Start of Exercise materials

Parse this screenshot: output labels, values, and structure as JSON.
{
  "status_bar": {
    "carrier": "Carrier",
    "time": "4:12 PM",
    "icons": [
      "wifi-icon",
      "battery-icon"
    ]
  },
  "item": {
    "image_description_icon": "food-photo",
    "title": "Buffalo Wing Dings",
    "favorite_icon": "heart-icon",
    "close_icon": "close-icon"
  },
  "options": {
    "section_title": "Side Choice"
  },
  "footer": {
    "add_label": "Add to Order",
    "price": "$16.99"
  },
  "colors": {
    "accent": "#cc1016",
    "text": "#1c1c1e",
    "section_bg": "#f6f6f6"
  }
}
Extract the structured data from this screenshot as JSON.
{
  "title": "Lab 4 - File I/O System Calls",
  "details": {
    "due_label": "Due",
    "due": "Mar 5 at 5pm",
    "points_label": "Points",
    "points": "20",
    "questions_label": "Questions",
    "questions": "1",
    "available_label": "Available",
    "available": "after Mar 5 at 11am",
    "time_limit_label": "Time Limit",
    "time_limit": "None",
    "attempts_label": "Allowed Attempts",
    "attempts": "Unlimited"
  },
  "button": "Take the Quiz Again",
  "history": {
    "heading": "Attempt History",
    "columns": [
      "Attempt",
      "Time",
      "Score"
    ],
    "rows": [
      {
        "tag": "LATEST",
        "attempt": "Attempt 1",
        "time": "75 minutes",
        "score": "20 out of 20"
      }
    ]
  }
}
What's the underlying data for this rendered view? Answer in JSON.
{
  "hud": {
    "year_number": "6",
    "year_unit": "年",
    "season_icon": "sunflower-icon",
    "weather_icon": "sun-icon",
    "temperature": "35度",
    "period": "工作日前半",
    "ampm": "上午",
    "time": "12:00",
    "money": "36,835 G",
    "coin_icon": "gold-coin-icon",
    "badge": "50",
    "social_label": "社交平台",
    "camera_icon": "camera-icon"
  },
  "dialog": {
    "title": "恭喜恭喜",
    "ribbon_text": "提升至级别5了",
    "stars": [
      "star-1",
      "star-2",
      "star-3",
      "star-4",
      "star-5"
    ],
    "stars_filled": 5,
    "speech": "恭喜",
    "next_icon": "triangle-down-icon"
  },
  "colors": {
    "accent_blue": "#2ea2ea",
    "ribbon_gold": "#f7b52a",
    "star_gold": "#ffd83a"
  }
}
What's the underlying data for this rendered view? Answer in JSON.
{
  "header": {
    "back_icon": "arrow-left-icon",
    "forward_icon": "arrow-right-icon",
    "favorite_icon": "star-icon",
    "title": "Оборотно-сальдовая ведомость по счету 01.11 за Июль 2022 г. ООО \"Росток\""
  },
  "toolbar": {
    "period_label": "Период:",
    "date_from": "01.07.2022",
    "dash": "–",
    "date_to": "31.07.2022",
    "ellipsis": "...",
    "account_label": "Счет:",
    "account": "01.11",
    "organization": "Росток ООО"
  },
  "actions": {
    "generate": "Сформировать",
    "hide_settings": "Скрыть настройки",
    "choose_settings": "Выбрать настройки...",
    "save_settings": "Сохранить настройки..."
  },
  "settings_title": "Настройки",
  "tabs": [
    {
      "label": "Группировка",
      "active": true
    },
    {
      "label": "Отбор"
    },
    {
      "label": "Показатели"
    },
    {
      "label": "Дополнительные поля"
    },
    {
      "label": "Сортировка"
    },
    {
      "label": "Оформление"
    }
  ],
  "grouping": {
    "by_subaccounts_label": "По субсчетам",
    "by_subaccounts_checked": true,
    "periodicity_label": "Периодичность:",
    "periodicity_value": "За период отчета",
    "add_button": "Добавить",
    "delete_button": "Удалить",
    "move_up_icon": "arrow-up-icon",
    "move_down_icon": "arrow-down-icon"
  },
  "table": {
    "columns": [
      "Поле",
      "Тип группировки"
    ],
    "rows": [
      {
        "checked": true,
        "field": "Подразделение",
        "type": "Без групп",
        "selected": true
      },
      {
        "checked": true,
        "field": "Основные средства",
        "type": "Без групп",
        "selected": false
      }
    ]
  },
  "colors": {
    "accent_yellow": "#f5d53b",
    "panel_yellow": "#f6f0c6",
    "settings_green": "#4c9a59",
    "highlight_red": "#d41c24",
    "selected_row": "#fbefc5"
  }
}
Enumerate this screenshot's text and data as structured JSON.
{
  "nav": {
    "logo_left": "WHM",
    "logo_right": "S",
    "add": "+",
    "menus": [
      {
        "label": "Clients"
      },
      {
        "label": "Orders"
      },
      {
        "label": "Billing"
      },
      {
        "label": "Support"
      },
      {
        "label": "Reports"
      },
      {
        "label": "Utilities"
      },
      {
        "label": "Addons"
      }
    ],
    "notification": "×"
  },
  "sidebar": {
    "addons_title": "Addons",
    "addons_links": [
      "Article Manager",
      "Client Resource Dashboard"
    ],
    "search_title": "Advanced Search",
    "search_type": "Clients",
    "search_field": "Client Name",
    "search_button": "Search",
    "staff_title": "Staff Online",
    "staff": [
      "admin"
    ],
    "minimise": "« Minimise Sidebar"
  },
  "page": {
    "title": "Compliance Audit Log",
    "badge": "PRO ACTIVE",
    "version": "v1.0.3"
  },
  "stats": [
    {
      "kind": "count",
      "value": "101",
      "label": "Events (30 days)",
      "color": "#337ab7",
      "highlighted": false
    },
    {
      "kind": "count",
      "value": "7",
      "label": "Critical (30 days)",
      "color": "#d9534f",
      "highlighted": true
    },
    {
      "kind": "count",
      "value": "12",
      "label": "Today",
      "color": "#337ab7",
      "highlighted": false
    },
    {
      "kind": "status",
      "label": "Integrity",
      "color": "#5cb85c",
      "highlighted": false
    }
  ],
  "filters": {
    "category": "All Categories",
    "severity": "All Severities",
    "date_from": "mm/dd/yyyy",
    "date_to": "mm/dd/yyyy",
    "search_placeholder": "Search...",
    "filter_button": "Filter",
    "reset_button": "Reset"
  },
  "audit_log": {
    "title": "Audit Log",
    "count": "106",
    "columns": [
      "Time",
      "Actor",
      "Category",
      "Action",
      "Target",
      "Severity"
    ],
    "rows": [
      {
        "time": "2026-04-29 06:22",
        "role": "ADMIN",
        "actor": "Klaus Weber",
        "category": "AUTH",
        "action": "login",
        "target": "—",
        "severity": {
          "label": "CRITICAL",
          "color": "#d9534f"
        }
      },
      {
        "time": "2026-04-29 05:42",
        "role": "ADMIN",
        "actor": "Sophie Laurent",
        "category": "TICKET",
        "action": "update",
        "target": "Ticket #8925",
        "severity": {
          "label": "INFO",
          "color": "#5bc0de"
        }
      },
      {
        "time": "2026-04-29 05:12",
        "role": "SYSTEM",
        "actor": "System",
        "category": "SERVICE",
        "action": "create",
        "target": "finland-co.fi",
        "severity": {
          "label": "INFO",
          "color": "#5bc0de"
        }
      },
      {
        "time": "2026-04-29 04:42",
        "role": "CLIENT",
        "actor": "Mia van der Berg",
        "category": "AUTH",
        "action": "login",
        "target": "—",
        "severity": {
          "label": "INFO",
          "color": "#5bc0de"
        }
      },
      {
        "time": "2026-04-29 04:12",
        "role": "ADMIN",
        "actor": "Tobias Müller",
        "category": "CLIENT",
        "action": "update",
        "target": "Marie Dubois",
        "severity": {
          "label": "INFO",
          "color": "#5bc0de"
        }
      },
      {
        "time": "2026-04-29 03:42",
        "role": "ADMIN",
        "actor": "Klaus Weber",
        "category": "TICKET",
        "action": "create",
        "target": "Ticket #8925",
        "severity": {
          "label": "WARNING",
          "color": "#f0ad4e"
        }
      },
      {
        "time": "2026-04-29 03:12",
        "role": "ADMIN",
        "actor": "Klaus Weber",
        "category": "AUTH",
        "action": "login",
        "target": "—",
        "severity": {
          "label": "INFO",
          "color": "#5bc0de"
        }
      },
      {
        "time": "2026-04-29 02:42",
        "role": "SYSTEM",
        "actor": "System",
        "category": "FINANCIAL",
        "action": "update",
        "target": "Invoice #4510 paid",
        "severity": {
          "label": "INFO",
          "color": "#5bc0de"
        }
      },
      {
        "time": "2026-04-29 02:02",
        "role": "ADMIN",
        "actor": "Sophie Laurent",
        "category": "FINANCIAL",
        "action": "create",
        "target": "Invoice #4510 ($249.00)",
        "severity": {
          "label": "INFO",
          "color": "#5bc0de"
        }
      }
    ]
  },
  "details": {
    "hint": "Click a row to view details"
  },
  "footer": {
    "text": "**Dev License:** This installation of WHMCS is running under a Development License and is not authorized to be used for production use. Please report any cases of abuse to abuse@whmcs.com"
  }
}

End of Exercise materials

# [Instructions to follow]
Search the records for the word "Invoice", then list every line that has it.

# [Answer to the exercise]
        "target": "Invoice #4510 paid",
        "target": "Invoice #4510 ($249.00)",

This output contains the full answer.